■ PROVIDED INFORMATION
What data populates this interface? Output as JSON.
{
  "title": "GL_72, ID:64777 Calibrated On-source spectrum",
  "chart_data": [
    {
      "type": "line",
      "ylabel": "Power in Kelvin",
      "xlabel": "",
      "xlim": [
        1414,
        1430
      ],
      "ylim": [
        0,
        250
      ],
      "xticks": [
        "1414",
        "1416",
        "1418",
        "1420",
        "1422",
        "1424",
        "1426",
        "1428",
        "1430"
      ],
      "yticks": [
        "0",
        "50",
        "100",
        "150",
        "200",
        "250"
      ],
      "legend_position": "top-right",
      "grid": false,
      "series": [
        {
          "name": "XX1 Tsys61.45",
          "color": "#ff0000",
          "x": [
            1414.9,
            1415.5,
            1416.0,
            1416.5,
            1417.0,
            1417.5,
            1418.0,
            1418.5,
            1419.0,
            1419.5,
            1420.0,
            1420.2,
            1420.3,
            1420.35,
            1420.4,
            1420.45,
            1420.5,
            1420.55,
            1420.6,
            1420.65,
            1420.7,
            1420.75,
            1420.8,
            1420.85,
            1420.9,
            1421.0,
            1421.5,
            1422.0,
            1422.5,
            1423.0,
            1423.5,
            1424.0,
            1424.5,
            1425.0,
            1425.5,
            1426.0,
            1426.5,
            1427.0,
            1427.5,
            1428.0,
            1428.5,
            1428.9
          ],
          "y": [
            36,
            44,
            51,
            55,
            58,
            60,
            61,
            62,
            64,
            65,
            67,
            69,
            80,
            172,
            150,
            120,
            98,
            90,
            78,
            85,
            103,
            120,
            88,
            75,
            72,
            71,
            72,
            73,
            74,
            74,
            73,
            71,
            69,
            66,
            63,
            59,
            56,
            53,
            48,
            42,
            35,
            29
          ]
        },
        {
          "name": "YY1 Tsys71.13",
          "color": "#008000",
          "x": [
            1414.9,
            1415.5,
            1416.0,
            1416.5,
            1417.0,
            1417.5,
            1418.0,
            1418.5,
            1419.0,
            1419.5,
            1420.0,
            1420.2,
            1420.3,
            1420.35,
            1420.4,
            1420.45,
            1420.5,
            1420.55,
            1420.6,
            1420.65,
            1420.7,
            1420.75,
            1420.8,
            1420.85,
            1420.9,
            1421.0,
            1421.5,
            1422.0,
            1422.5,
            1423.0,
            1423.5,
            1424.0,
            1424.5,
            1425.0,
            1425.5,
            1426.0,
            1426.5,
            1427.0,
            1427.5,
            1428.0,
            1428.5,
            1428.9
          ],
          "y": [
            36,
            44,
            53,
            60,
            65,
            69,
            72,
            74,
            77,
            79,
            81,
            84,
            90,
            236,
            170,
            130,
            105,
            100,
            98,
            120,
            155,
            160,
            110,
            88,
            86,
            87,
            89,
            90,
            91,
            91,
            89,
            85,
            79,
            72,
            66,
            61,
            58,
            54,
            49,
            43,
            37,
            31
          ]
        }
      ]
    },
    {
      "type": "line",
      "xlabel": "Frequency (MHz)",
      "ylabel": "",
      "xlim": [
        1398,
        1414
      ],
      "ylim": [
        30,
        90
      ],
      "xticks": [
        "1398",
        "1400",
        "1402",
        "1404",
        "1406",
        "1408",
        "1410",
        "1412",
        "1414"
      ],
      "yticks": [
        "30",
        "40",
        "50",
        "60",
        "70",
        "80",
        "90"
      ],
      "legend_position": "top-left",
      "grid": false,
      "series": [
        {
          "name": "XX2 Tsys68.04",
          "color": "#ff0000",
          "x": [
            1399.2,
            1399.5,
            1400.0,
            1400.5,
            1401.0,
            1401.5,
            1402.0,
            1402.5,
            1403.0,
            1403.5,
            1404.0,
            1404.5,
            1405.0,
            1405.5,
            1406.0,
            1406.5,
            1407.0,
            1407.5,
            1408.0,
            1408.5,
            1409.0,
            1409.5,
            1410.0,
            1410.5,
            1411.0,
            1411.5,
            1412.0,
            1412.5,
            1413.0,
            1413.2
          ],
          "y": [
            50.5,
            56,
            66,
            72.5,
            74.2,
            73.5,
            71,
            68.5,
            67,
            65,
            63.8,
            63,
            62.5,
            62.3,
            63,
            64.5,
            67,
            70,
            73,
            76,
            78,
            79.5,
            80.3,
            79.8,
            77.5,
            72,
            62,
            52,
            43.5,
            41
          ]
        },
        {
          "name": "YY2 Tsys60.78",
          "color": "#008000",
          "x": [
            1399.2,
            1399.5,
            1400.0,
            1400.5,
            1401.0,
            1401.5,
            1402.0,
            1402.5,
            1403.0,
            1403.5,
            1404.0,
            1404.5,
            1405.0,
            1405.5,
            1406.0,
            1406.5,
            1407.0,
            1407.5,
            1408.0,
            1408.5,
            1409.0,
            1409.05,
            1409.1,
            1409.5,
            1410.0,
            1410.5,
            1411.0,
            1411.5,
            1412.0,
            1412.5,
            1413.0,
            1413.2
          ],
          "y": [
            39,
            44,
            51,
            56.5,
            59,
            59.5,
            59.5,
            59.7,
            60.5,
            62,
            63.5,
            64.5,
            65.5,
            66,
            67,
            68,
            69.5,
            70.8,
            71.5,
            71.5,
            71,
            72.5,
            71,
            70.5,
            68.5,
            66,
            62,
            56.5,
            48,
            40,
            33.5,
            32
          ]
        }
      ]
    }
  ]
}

■ THE PROBLEM
Your task is to retype all of the records exactly.

■ SOLUTION
What data populates this interface? Output as JSON.
{
  "title": "GL_72, ID:64777 Calibrated On-source spectrum",
  "chart_data": [
    {
      "type": "line",
      "ylabel": "Power in Kelvin",
      "xlabel": "",
      "xlim": [
        1414,
        1430
      ],
      "ylim": [
        0,
        250
      ],
      "xticks": [
        "1414",
        "1416",
        "1418",
        "1420",
        "1422",
        "1424",
        "1426",
        "1428",
        "1430"
      ],
      "yticks": [
        "0",
        "50",
        "100",
        "150",
        "200",
        "250"
      ],
      "legend_position": "top-right",
      "grid": false,
      "series": [
        {
          "name": "XX1 Tsys61.45",
          "color": "#ff0000",
          "x": [
            1414.9,
            1415.5,
            1416.0,
            1416.5,
            1417.0,
            1417.5,
            1418.0,
            1418.5,
            1419.0,
            1419.5,
            1420.0,
            1420.2,
            1420.3,
            1420.35,
            1420.4,
            1420.45,
            1420.5,
            1420.55,
            1420.6,
            1420.65,
            1420.7,
            1420.75,
            1420.8,
            1420.85,
            1420.9,
            1421.0,
            1421.5,
            1422.0,
            1422.5,
            1423.0,
            1423.5,
            1424.0,
            1424.5,
            1425.0,
            1425.5,
            1426.0,
            1426.5,
            1427.0,
            1427.5,
            1428.0,
            1428.5,
            1428.9
          ],
          "y": [
            36,
            44,
            51,
            55,
            58,
            60,
            61,
            62,
            64,
            65,
            67,
            69,
            80,
            172,
            150,
            120,
            98,
            90,
            78,
            85,
            103,
            120,
            88,
            75,
            72,
            71,
            72,
            73,
            74,
            74,
            73,
            71,
            69,
            66,
            63,
            59,
            56,
            53,
            48,
            42,
            35,
            29
          ]
        },
        {
          "name": "YY1 Tsys71.13",
          "color": "#008000",
          "x": [
            1414.9,
            1415.5,
            1416.0,
            1416.5,
            1417.0,
            1417.5,
            1418.0,
            1418.5,
            1419.0,
            1419.5,
            1420.0,
            1420.2,
            1420.3,
            1420.35,
            1420.4,
            1420.45,
            1420.5,
            1420.55,
            1420.6,
            1420.65,
            1420.7,
            1420.75,
            1420.8,
            1420.85,
            1420.9,
            1421.0,
            1421.5,
            1422.0,
            1422.5,
            1423.0,
            1423.5,
            1424.0,
            1424.5,
            1425.0,
            1425.5,
            1426.0,
            1426.5,
            1427.0,
            1427.5,
            1428.0,
            1428.5,
            1428.9
          ],
          "y": [
            36,
            44,
            53,
            60,
            65,
            69,
            72,
            74,
            77,
            79,
            81,
            84,
            90,
            236,
            170,
            130,
            105,
            100,
            98,
            120,
            155,
            160,
            110,
            88,
            86,
            87,
            89,
            90,
            91,
            91,
            89,
            85,
            79,
            72,
            66,
            61,
            58,
            54,
            49,
            43,
            37,
            31
          ]
        }
      ]
    },
    {
      "type": "line",
      "xlabel": "Frequency (MHz)",
      "ylabel": "",
      "xlim": [
        1398,
        1414
      ],
      "ylim": [
        30,
        90
      ],
      "xticks": [
        "1398",
        "1400",
        "1402",
        "1404",
        "1406",
        "1408",
        "1410",
        "1412",
        "1414"
      ],
      "yticks": [
        "30",
        "40",
        "50",
        "60",
        "70",
        "80",
        "90"
      ],
      "legend_position": "top-left",
      "grid": false,
      "series": [
        {
          "name": "XX2 Tsys68.04",
          "color": "#ff0000",
          "x": [
            1399.2,
            1399.5,
            1400.0,
            1400.5,
            1401.0,
            1401.5,
            1402.0,
            1402.5,
            1403.0,
            1403.5,
            1404.0,
            1404.5,
            1405.0,
            1405.5,
            1406.0,
            1406.5,
            1407.0,
            1407.5,
            1408.0,
            1408.5,
            1409.0,
            1409.5,
            1410.0,
            1410.5,
            1411.0,
            1411.5,
            1412.0,
            1412.5,
            1413.0,
            1413.2
          ],
          "y": [
            50.5,
            56,
            66,
            72.5,
            74.2,
            73.5,
            71,
            68.5,
            67,
            65,
            63.8,
            63,
            62.5,
            62.3,
            63,
            64.5,
            67,
            70,
            73,
            76,
            78,
            79.5,
            80.3,
            79.8,
            77.5,
            72,
            62,
            52,
            43.5,
            41
          ]
        },
        {
          "name": "YY2 Tsys60.78",
          "color": "#008000",
          "x": [
            1399.2,
            1399.5,
            1400.0,
            1400.5,
            1401.0,
            1401.5,
            1402.0,
            1402.5,
            1403.0,
            1403.5,
            1404.0,
            1404.5,
            1405.0,
            1405.5,
            1406.0,
            1406.5,
            1407.0,
            1407.5,
            1408.0,
            1408.5,
            1409.0,
            1409.05,
            1409.1,
            1409.5,
            1410.0,
            1410.5,
            1411.0,
            1411.5,
            1412.0,
            1412.5,
            1413.0,
            1413.2
          ],
          "y": [
            39,
            44,
            51,
            56.5,
            59,
            59.5,
            59.5,
            59.7,
            60.5,
            62,
            63.5,
            64.5,
            65.5,
            66,
            67,
            68,
            69.5,
            70.8,
            71.5,
            71.5,
            71,
            72.5,
            71,
            70.5,
            68.5,
            66,
            62,
            56.5,
            48,
            40,
            33.5,
            32
          ]
        }
      ]
    }
  ]
}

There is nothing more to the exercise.